To be done = Transcribe each of the records below exactly, excluding all pictures.

----

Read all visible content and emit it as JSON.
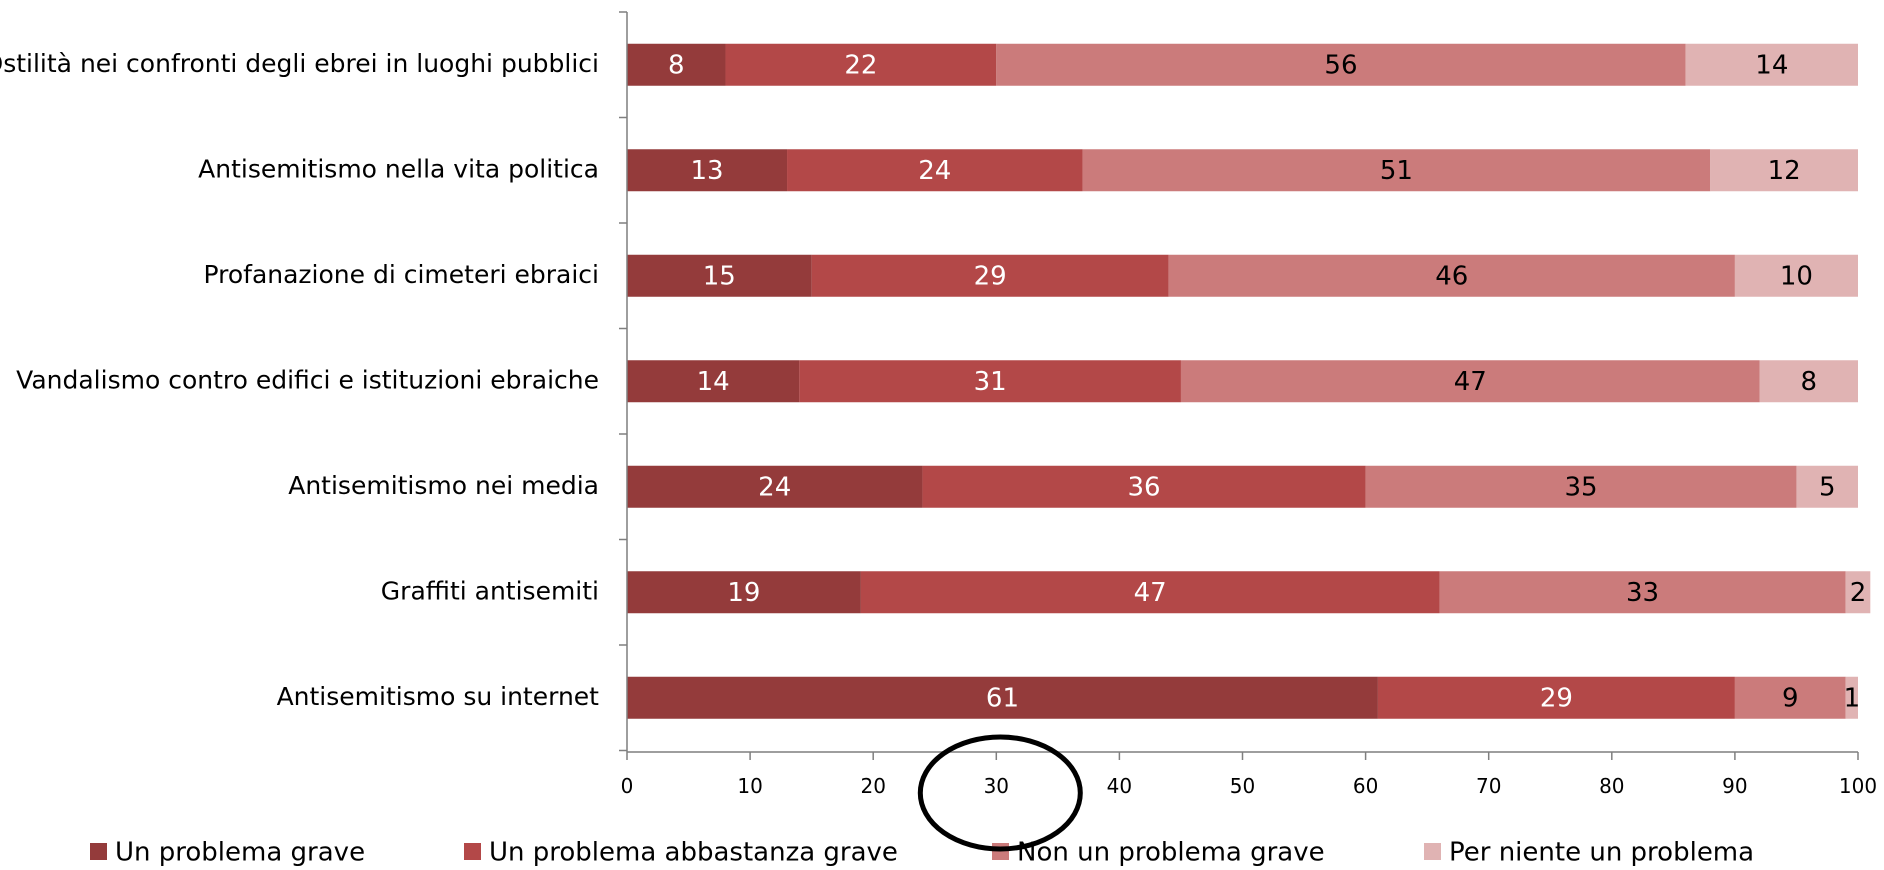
{
  "chart_data": {
    "type": "bar",
    "orientation": "horizontal",
    "stacked": true,
    "categories": [
      "Ostilità nei confronti degli ebrei in luoghi pubblici",
      "Antisemitismo nella vita politica",
      "Profanazione di cimeteri ebraici",
      "Vandalismo contro edifici e istituzioni ebraiche",
      "Antisemitismo nei media",
      "Graffiti antisemiti",
      "Antisemitismo su internet"
    ],
    "series": [
      {
        "name": "Un problema grave",
        "color": "#943b3b",
        "label_color": "#ffffff",
        "values": [
          8,
          13,
          15,
          14,
          24,
          19,
          61
        ]
      },
      {
        "name": "Un problema abbastanza grave",
        "color": "#b34848",
        "label_color": "#ffffff",
        "values": [
          22,
          24,
          29,
          31,
          36,
          47,
          29
        ]
      },
      {
        "name": "Non un problema grave",
        "color": "#cb7b7b",
        "label_color": "#000000",
        "values": [
          56,
          51,
          46,
          47,
          35,
          33,
          9
        ]
      },
      {
        "name": "Per niente un problema",
        "color": "#e0b3b3",
        "label_color": "#000000",
        "values": [
          14,
          12,
          10,
          8,
          5,
          2,
          1
        ]
      }
    ],
    "xlim": [
      0,
      100
    ],
    "xticks": [
      "0",
      "10",
      "20",
      "30",
      "40",
      "50",
      "60",
      "70",
      "80",
      "90",
      "100"
    ],
    "grid": false,
    "legend_position": "bottom",
    "annotation": {
      "shape": "ellipse",
      "target_tick": "30",
      "stroke": "#000000"
    }
  }
}
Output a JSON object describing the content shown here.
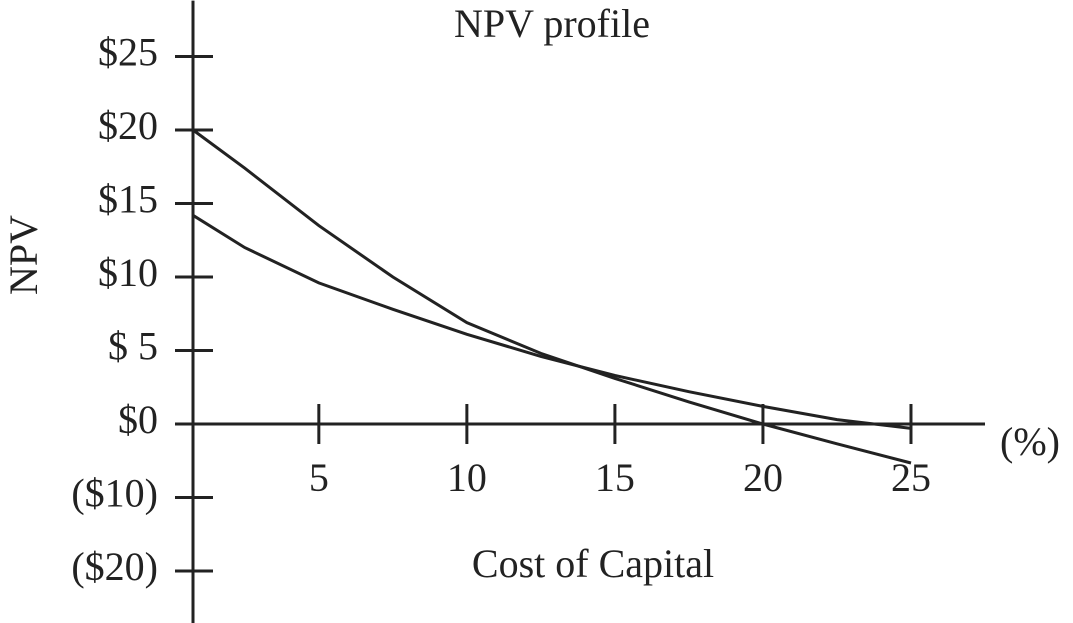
{
  "chart_data": {
    "type": "line",
    "title": "NPV profile",
    "x_label": "Cost of Capital",
    "x_unit_label": "(%)",
    "y_label": "NPV",
    "x": [
      0.75,
      2.5,
      5,
      7.5,
      10,
      12.5,
      15,
      17.5,
      20,
      22.5,
      25
    ],
    "series": [
      {
        "color": "#222222",
        "values": [
          20,
          17.4,
          13.5,
          10,
          6.9,
          4.8,
          3.1,
          1.5,
          0,
          -2.7,
          -5.3
        ]
      },
      {
        "color": "#222222",
        "values": [
          14.2,
          12,
          9.6,
          7.8,
          6.1,
          4.6,
          3.3,
          2.2,
          1.2,
          0.3,
          -0.6
        ]
      }
    ],
    "xlim": [
      0.75,
      27.5
    ],
    "xticks": [
      5,
      10,
      15,
      20,
      25
    ],
    "ylim": [
      -27.2,
      28.8
    ],
    "yticks": [
      {
        "value": -20,
        "label": "($20)"
      },
      {
        "value": -10,
        "label": "($10)"
      },
      {
        "value": 0,
        "label": "$0"
      },
      {
        "value": 5,
        "label": "$ 5"
      },
      {
        "value": 10,
        "label": "$10"
      },
      {
        "value": 15,
        "label": "$15"
      },
      {
        "value": 20,
        "label": "$20"
      },
      {
        "value": 25,
        "label": "$25"
      }
    ],
    "grid": false
  }
}
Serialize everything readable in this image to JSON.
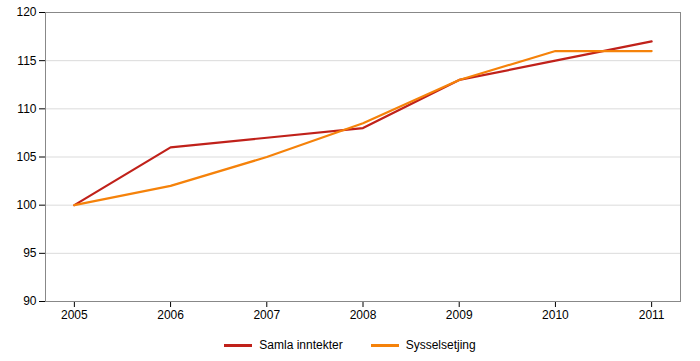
{
  "chart_data": {
    "type": "line",
    "x": [
      2005,
      2006,
      2007,
      2008,
      2009,
      2010,
      2011
    ],
    "series": [
      {
        "name": "Samla inntekter",
        "color": "#c0211a",
        "values": [
          100,
          106.0,
          107.0,
          108.0,
          113.0,
          115.0,
          117.0
        ]
      },
      {
        "name": "Sysselsetjing",
        "color": "#f5820a",
        "values": [
          100,
          102.0,
          105.0,
          108.5,
          113.0,
          116.0,
          116.0
        ]
      }
    ],
    "xlim": [
      2004.7,
      2011.3
    ],
    "xticks": [
      2005,
      2006,
      2007,
      2008,
      2009,
      2010,
      2011
    ],
    "ylim": [
      90,
      120
    ],
    "yticks": [
      90,
      95,
      100,
      105,
      110,
      115,
      120
    ],
    "grid": true,
    "legend": "bottom"
  }
}
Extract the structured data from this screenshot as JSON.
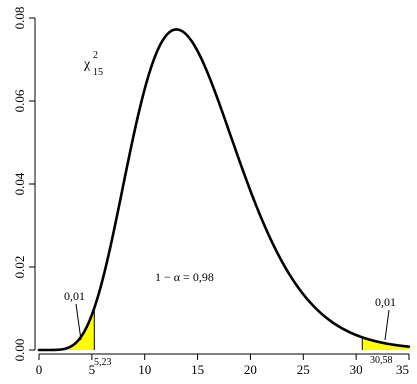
{
  "chart_data": {
    "type": "area",
    "distribution": "chi-square",
    "degrees_of_freedom": 15,
    "symbol": {
      "base": "χ",
      "superscript": "2",
      "subscript": "15"
    },
    "xlim": [
      0,
      35
    ],
    "ylim": [
      0,
      0.08
    ],
    "x_ticks": [
      {
        "value": 0,
        "label": "0"
      },
      {
        "value": 5,
        "label": "5"
      },
      {
        "value": 10,
        "label": "10"
      },
      {
        "value": 15,
        "label": "15"
      },
      {
        "value": 20,
        "label": "20"
      },
      {
        "value": 25,
        "label": "25"
      },
      {
        "value": 30,
        "label": "30"
      },
      {
        "value": 35,
        "label": "35"
      }
    ],
    "y_ticks": [
      {
        "value": 0,
        "label": "0.00"
      },
      {
        "value": 0.02,
        "label": "0.02"
      },
      {
        "value": 0.04,
        "label": "0.04"
      },
      {
        "value": 0.06,
        "label": "0.06"
      },
      {
        "value": 0.08,
        "label": "0.08"
      }
    ],
    "critical_values": [
      {
        "value": 5.23,
        "label": "5,23"
      },
      {
        "value": 30.58,
        "label": "30,58"
      }
    ],
    "tails": [
      {
        "side": "left",
        "label": "0,01",
        "color": "#ffff00"
      },
      {
        "side": "right",
        "label": "0,01",
        "color": "#ffff00"
      }
    ],
    "central_label": "1 − α = 0,98",
    "curve_color": "#000000",
    "grid": false
  }
}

----

Exercise answer =
Read all visible content and emit it as JSON.
{
  "chart_data": {
    "type": "bar",
    "orientation": "horizontal",
    "stacked": true,
    "categories": [
      "Ostilità nei confronti degli ebrei in luoghi pubblici",
      "Antisemitismo nella vita politica",
      "Profanazione di cimeteri ebraici",
      "Vandalismo contro edifici e istituzioni ebraiche",
      "Antisemitismo nei media",
      "Graffiti antisemiti",
      "Antisemitismo su internet"
    ],
    "series": [
      {
        "name": "Un problema grave",
        "color": "#943b3b",
        "label_color": "#ffffff",
        "values": [
          8,
          13,
          15,
          14,
          24,
          19,
          61
        ]
      },
      {
        "name": "Un problema abbastanza grave",
        "color": "#b34848",
        "label_color": "#ffffff",
        "values": [
          22,
          24,
          29,
          31,
          36,
          47,
          29
        ]
      },
      {
        "name": "Non un problema grave",
        "color": "#cb7b7b",
        "label_color": "#000000",
        "values": [
          56,
          51,
          46,
          47,
          35,
          33,
          9
        ]
      },
      {
        "name": "Per niente un problema",
        "color": "#e0b3b3",
        "label_color": "#000000",
        "values": [
          14,
          12,
          10,
          8,
          5,
          2,
          1
        ]
      }
    ],
    "xlim": [
      0,
      100
    ],
    "xticks": [
      "0",
      "10",
      "20",
      "30",
      "40",
      "50",
      "60",
      "70",
      "80",
      "90",
      "100"
    ],
    "grid": false,
    "legend_position": "bottom",
    "annotation": {
      "shape": "ellipse",
      "target_tick": "30",
      "stroke": "#000000"
    }
  }
}
Output a JSON object describing the content shown here.
{
  "chart_data": {
    "type": "line",
    "title": "NPV profile",
    "x_label": "Cost of Capital",
    "x_unit_label": "(%)",
    "y_label": "NPV",
    "x": [
      0.75,
      2.5,
      5,
      7.5,
      10,
      12.5,
      15,
      17.5,
      20,
      22.5,
      25
    ],
    "series": [
      {
        "color": "#222222",
        "values": [
          20,
          17.4,
          13.5,
          10,
          6.9,
          4.8,
          3.1,
          1.5,
          0,
          -2.7,
          -5.3
        ]
      },
      {
        "color": "#222222",
        "values": [
          14.2,
          12,
          9.6,
          7.8,
          6.1,
          4.6,
          3.3,
          2.2,
          1.2,
          0.3,
          -0.6
        ]
      }
    ],
    "xlim": [
      0.75,
      27.5
    ],
    "xticks": [
      5,
      10,
      15,
      20,
      25
    ],
    "ylim": [
      -27.2,
      28.8
    ],
    "yticks": [
      {
        "value": -20,
        "label": "($20)"
      },
      {
        "value": -10,
        "label": "($10)"
      },
      {
        "value": 0,
        "label": "$0"
      },
      {
        "value": 5,
        "label": "$ 5"
      },
      {
        "value": 10,
        "label": "$10"
      },
      {
        "value": 15,
        "label": "$15"
      },
      {
        "value": 20,
        "label": "$20"
      },
      {
        "value": 25,
        "label": "$25"
      }
    ],
    "grid": false
  }
}
Serialize everything readable in this image to JSON.
{
  "chart_data": {
    "type": "line",
    "x": [
      2005,
      2006,
      2007,
      2008,
      2009,
      2010,
      2011
    ],
    "series": [
      {
        "name": "Samla inntekter",
        "color": "#c0211a",
        "values": [
          100,
          106.0,
          107.0,
          108.0,
          113.0,
          115.0,
          117.0
        ]
      },
      {
        "name": "Sysselsetjing",
        "color": "#f5820a",
        "values": [
          100,
          102.0,
          105.0,
          108.5,
          113.0,
          116.0,
          116.0
        ]
      }
    ],
    "xlim": [
      2004.7,
      2011.3
    ],
    "xticks": [
      2005,
      2006,
      2007,
      2008,
      2009,
      2010,
      2011
    ],
    "ylim": [
      90,
      120
    ],
    "yticks": [
      90,
      95,
      100,
      105,
      110,
      115,
      120
    ],
    "grid": true,
    "legend": "bottom"
  }
}
Extract the structured data from this screenshot as JSON.
{
  "chart_data": {
    "type": "area",
    "distribution": "chi-square",
    "degrees_of_freedom": 15,
    "symbol": {
      "base": "χ",
      "superscript": "2",
      "subscript": "15"
    },
    "xlim": [
      0,
      35
    ],
    "ylim": [
      0,
      0.08
    ],
    "x_ticks": [
      {
        "value": 0,
        "label": "0"
      },
      {
        "value": 5,
        "label": "5"
      },
      {
        "value": 10,
        "label": "10"
      },
      {
        "value": 15,
        "label": "15"
      },
      {
        "value": 20,
        "label": "20"
      },
      {
        "value": 25,
        "label": "25"
      },
      {
        "value": 30,
        "label": "30"
      },
      {
        "value": 35,
        "label": "35"
      }
    ],
    "y_ticks": [
      {
        "value": 0,
        "label": "0.00"
      },
      {
        "value": 0.02,
        "label": "0.02"
      },
      {
        "value": 0.04,
        "label": "0.04"
      },
      {
        "value": 0.06,
        "label": "0.06"
      },
      {
        "value": 0.08,
        "label": "0.08"
      }
    ],
    "critical_values": [
      {
        "value": 5.23,
        "label": "5,23"
      },
      {
        "value": 30.58,
        "label": "30,58"
      }
    ],
    "tails": [
      {
        "side": "left",
        "label": "0,01",
        "color": "#ffff00"
      },
      {
        "side": "right",
        "label": "0,01",
        "color": "#ffff00"
      }
    ],
    "central_label": "1 − α = 0,98",
    "curve_color": "#000000",
    "grid": false
  }
}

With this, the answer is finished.